# start of Input

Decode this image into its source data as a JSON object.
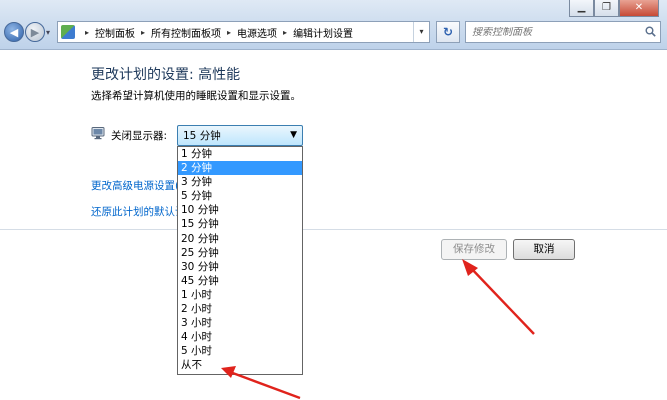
{
  "window": {
    "minimize_glyph": "▁",
    "maximize_glyph": "❐",
    "close_glyph": "✕"
  },
  "address_bar": {
    "breadcrumbs": [
      "控制面板",
      "所有控制面板项",
      "电源选项",
      "编辑计划设置"
    ],
    "separator_glyph": "▸",
    "dropdown_glyph": "▾",
    "refresh_glyph": "↻"
  },
  "search": {
    "placeholder": "搜索控制面板"
  },
  "page": {
    "title": "更改计划的设置: 高性能",
    "subtitle": "选择希望计算机使用的睡眠设置和显示设置。"
  },
  "display_setting": {
    "label": "关闭显示器:",
    "selected_value": "15 分钟",
    "arrow_glyph": "▼",
    "options": [
      "1 分钟",
      "2 分钟",
      "3 分钟",
      "5 分钟",
      "10 分钟",
      "15 分钟",
      "20 分钟",
      "25 分钟",
      "30 分钟",
      "45 分钟",
      "1 小时",
      "2 小时",
      "3 小时",
      "4 小时",
      "5 小时",
      "从不"
    ],
    "highlighted_index": 1
  },
  "links": {
    "advanced": "更改高级电源设置(C)",
    "restore": "还原此计划的默认设置"
  },
  "buttons": {
    "save": "保存修改",
    "cancel": "取消"
  },
  "colors": {
    "link": "#0066cc",
    "title": "#1e395b",
    "highlight": "#3399ff",
    "annotation_arrow": "#e0231c"
  }
}
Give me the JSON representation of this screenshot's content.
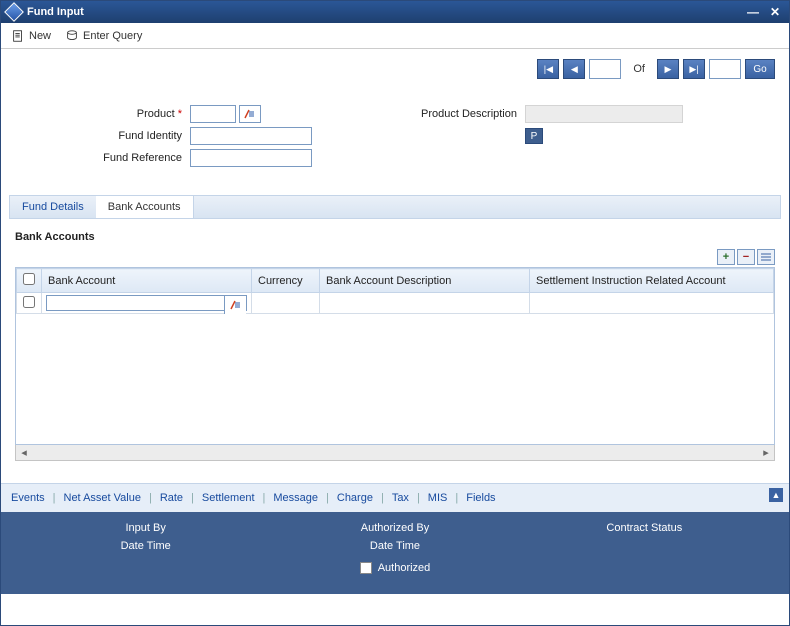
{
  "window": {
    "title": "Fund Input"
  },
  "toolbar": {
    "new": "New",
    "enterQuery": "Enter Query"
  },
  "nav": {
    "of": "Of",
    "go": "Go"
  },
  "form": {
    "productLabel": "Product",
    "fundIdentityLabel": "Fund Identity",
    "fundReferenceLabel": "Fund Reference",
    "productDescLabel": "Product Description",
    "pBtn": "P"
  },
  "tabs": {
    "fundDetails": "Fund Details",
    "bankAccounts": "Bank Accounts"
  },
  "section": {
    "bankAccountsHeader": "Bank Accounts"
  },
  "tableHeaders": {
    "bankAccount": "Bank Account",
    "currency": "Currency",
    "bankAccountDesc": "Bank Account Description",
    "settlement": "Settlement Instruction Related Account"
  },
  "bottomLinks": [
    "Events",
    "Net Asset Value",
    "Rate",
    "Settlement",
    "Message",
    "Charge",
    "Tax",
    "MIS",
    "Fields"
  ],
  "audit": {
    "inputBy": "Input By",
    "dateTime": "Date Time",
    "authBy": "Authorized By",
    "contractStatus": "Contract Status",
    "authorized": "Authorized"
  }
}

# end of Input

* Request
Pick out all lines containing the string "Bank".

* Answer in full
    "bankAccounts": "Bank Accounts"
    "bankAccountsHeader": "Bank Accounts"
    "bankAccount": "Bank Account",
    "bankAccountDesc": "Bank Account Description",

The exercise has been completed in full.